* _Written problem_
Copy out every line in the entries below that includes "name".
+++ Input material +++
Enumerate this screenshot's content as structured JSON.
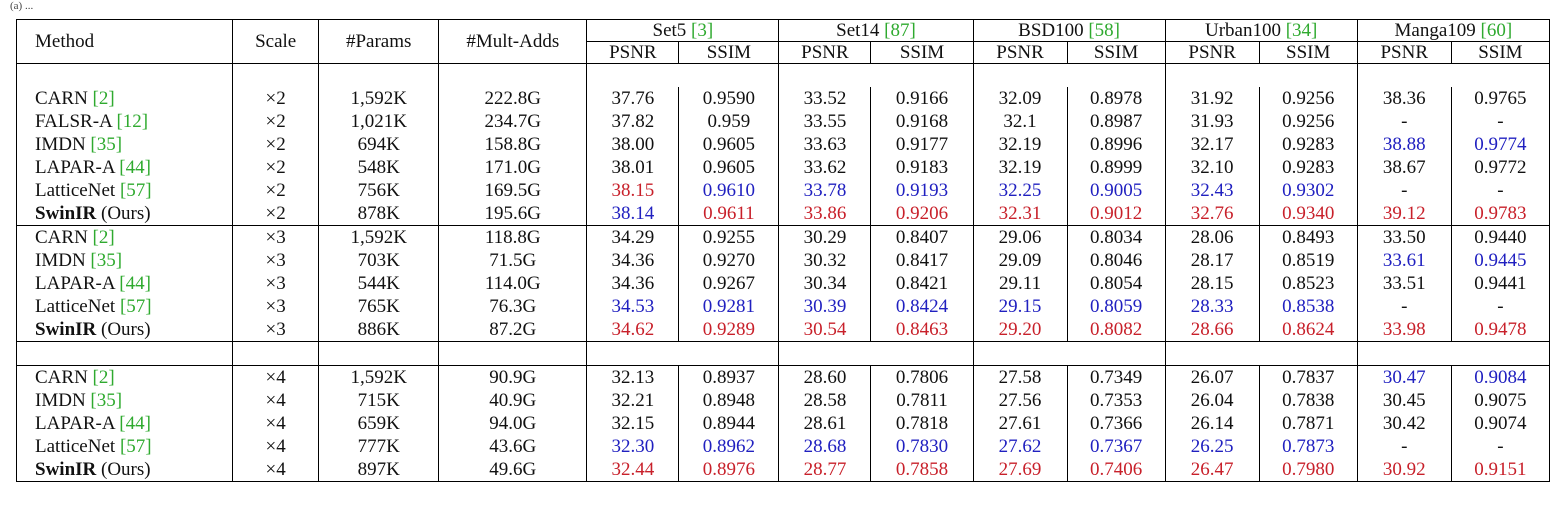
{
  "caption": "(a) ...",
  "header": {
    "method": "Method",
    "scale": "Scale",
    "params": "#Params",
    "multadds": "#Mult-Adds",
    "datasets": [
      {
        "name": "Set5",
        "ref": "[3]"
      },
      {
        "name": "Set14",
        "ref": "[87]"
      },
      {
        "name": "BSD100",
        "ref": "[58]"
      },
      {
        "name": "Urban100",
        "ref": "[34]"
      },
      {
        "name": "Manga109",
        "ref": "[60]"
      }
    ],
    "psnr": "PSNR",
    "ssim": "SSIM"
  },
  "colors": {
    "best": "#c8202a",
    "second": "#2020c0",
    "ref": "#2faa2f"
  },
  "groups": [
    {
      "rows": [
        {
          "method": "CARN",
          "ref": "[2]",
          "bold": false,
          "suffix": "",
          "scale": "×2",
          "params": "1,592K",
          "multadds": "222.8G",
          "vals": [
            "37.76",
            "0.9590",
            "33.52",
            "0.9166",
            "32.09",
            "0.8978",
            "31.92",
            "0.9256",
            "38.36",
            "0.9765"
          ],
          "marks": [
            "",
            "",
            "",
            "",
            "",
            "",
            "",
            "",
            "",
            ""
          ]
        },
        {
          "method": "FALSR-A",
          "ref": "[12]",
          "bold": false,
          "suffix": "",
          "scale": "×2",
          "params": "1,021K",
          "multadds": "234.7G",
          "vals": [
            "37.82",
            "0.959",
            "33.55",
            "0.9168",
            "32.1",
            "0.8987",
            "31.93",
            "0.9256",
            "-",
            "-"
          ],
          "marks": [
            "",
            "",
            "",
            "",
            "",
            "",
            "",
            "",
            "",
            ""
          ]
        },
        {
          "method": "IMDN",
          "ref": "[35]",
          "bold": false,
          "suffix": "",
          "scale": "×2",
          "params": "694K",
          "multadds": "158.8G",
          "vals": [
            "38.00",
            "0.9605",
            "33.63",
            "0.9177",
            "32.19",
            "0.8996",
            "32.17",
            "0.9283",
            "38.88",
            "0.9774"
          ],
          "marks": [
            "",
            "",
            "",
            "",
            "",
            "",
            "",
            "",
            "b",
            "b"
          ]
        },
        {
          "method": "LAPAR-A",
          "ref": "[44]",
          "bold": false,
          "suffix": "",
          "scale": "×2",
          "params": "548K",
          "multadds": "171.0G",
          "vals": [
            "38.01",
            "0.9605",
            "33.62",
            "0.9183",
            "32.19",
            "0.8999",
            "32.10",
            "0.9283",
            "38.67",
            "0.9772"
          ],
          "marks": [
            "",
            "",
            "",
            "",
            "",
            "",
            "",
            "",
            "",
            ""
          ]
        },
        {
          "method": "LatticeNet",
          "ref": "[57]",
          "bold": false,
          "suffix": "",
          "scale": "×2",
          "params": "756K",
          "multadds": "169.5G",
          "vals": [
            "38.15",
            "0.9610",
            "33.78",
            "0.9193",
            "32.25",
            "0.9005",
            "32.43",
            "0.9302",
            "-",
            "-"
          ],
          "marks": [
            "r",
            "b",
            "b",
            "b",
            "b",
            "b",
            "b",
            "b",
            "",
            ""
          ]
        },
        {
          "method": "SwinIR",
          "ref": "",
          "bold": true,
          "suffix": " (Ours)",
          "scale": "×2",
          "params": "878K",
          "multadds": "195.6G",
          "vals": [
            "38.14",
            "0.9611",
            "33.86",
            "0.9206",
            "32.31",
            "0.9012",
            "32.76",
            "0.9340",
            "39.12",
            "0.9783"
          ],
          "marks": [
            "b",
            "r",
            "r",
            "r",
            "r",
            "r",
            "r",
            "r",
            "r",
            "r"
          ]
        }
      ]
    },
    {
      "rows": [
        {
          "method": "CARN",
          "ref": "[2]",
          "bold": false,
          "suffix": "",
          "scale": "×3",
          "params": "1,592K",
          "multadds": "118.8G",
          "vals": [
            "34.29",
            "0.9255",
            "30.29",
            "0.8407",
            "29.06",
            "0.8034",
            "28.06",
            "0.8493",
            "33.50",
            "0.9440"
          ],
          "marks": [
            "",
            "",
            "",
            "",
            "",
            "",
            "",
            "",
            "",
            ""
          ]
        },
        {
          "method": "IMDN",
          "ref": "[35]",
          "bold": false,
          "suffix": "",
          "scale": "×3",
          "params": "703K",
          "multadds": "71.5G",
          "vals": [
            "34.36",
            "0.9270",
            "30.32",
            "0.8417",
            "29.09",
            "0.8046",
            "28.17",
            "0.8519",
            "33.61",
            "0.9445"
          ],
          "marks": [
            "",
            "",
            "",
            "",
            "",
            "",
            "",
            "",
            "b",
            "b"
          ]
        },
        {
          "method": "LAPAR-A",
          "ref": "[44]",
          "bold": false,
          "suffix": "",
          "scale": "×3",
          "params": "544K",
          "multadds": "114.0G",
          "vals": [
            "34.36",
            "0.9267",
            "30.34",
            "0.8421",
            "29.11",
            "0.8054",
            "28.15",
            "0.8523",
            "33.51",
            "0.9441"
          ],
          "marks": [
            "",
            "",
            "",
            "",
            "",
            "",
            "",
            "",
            "",
            ""
          ]
        },
        {
          "method": "LatticeNet",
          "ref": "[57]",
          "bold": false,
          "suffix": "",
          "scale": "×3",
          "params": "765K",
          "multadds": "76.3G",
          "vals": [
            "34.53",
            "0.9281",
            "30.39",
            "0.8424",
            "29.15",
            "0.8059",
            "28.33",
            "0.8538",
            "-",
            "-"
          ],
          "marks": [
            "b",
            "b",
            "b",
            "b",
            "b",
            "b",
            "b",
            "b",
            "",
            ""
          ]
        },
        {
          "method": "SwinIR",
          "ref": "",
          "bold": true,
          "suffix": " (Ours)",
          "scale": "×3",
          "params": "886K",
          "multadds": "87.2G",
          "vals": [
            "34.62",
            "0.9289",
            "30.54",
            "0.8463",
            "29.20",
            "0.8082",
            "28.66",
            "0.8624",
            "33.98",
            "0.9478"
          ],
          "marks": [
            "r",
            "r",
            "r",
            "r",
            "r",
            "r",
            "r",
            "r",
            "r",
            "r"
          ]
        }
      ]
    },
    {
      "rows": [
        {
          "method": "CARN",
          "ref": "[2]",
          "bold": false,
          "suffix": "",
          "scale": "×4",
          "params": "1,592K",
          "multadds": "90.9G",
          "vals": [
            "32.13",
            "0.8937",
            "28.60",
            "0.7806",
            "27.58",
            "0.7349",
            "26.07",
            "0.7837",
            "30.47",
            "0.9084"
          ],
          "marks": [
            "",
            "",
            "",
            "",
            "",
            "",
            "",
            "",
            "b",
            "b"
          ]
        },
        {
          "method": "IMDN",
          "ref": "[35]",
          "bold": false,
          "suffix": "",
          "scale": "×4",
          "params": "715K",
          "multadds": "40.9G",
          "vals": [
            "32.21",
            "0.8948",
            "28.58",
            "0.7811",
            "27.56",
            "0.7353",
            "26.04",
            "0.7838",
            "30.45",
            "0.9075"
          ],
          "marks": [
            "",
            "",
            "",
            "",
            "",
            "",
            "",
            "",
            "",
            ""
          ]
        },
        {
          "method": "LAPAR-A",
          "ref": "[44]",
          "bold": false,
          "suffix": "",
          "scale": "×4",
          "params": "659K",
          "multadds": "94.0G",
          "vals": [
            "32.15",
            "0.8944",
            "28.61",
            "0.7818",
            "27.61",
            "0.7366",
            "26.14",
            "0.7871",
            "30.42",
            "0.9074"
          ],
          "marks": [
            "",
            "",
            "",
            "",
            "",
            "",
            "",
            "",
            "",
            ""
          ]
        },
        {
          "method": "LatticeNet",
          "ref": "[57]",
          "bold": false,
          "suffix": "",
          "scale": "×4",
          "params": "777K",
          "multadds": "43.6G",
          "vals": [
            "32.30",
            "0.8962",
            "28.68",
            "0.7830",
            "27.62",
            "0.7367",
            "26.25",
            "0.7873",
            "-",
            "-"
          ],
          "marks": [
            "b",
            "b",
            "b",
            "b",
            "b",
            "b",
            "b",
            "b",
            "",
            ""
          ]
        },
        {
          "method": "SwinIR",
          "ref": "",
          "bold": true,
          "suffix": " (Ours)",
          "scale": "×4",
          "params": "897K",
          "multadds": "49.6G",
          "vals": [
            "32.44",
            "0.8976",
            "28.77",
            "0.7858",
            "27.69",
            "0.7406",
            "26.47",
            "0.7980",
            "30.92",
            "0.9151"
          ],
          "marks": [
            "r",
            "r",
            "r",
            "r",
            "r",
            "r",
            "r",
            "r",
            "r",
            "r"
          ]
        }
      ]
    }
  ]
}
+++
* _Output of the exercise_
        "name": "Set5",
        "name": "Set14",
        "name": "BSD100",
        "name": "Urban100",
        "name": "Manga109",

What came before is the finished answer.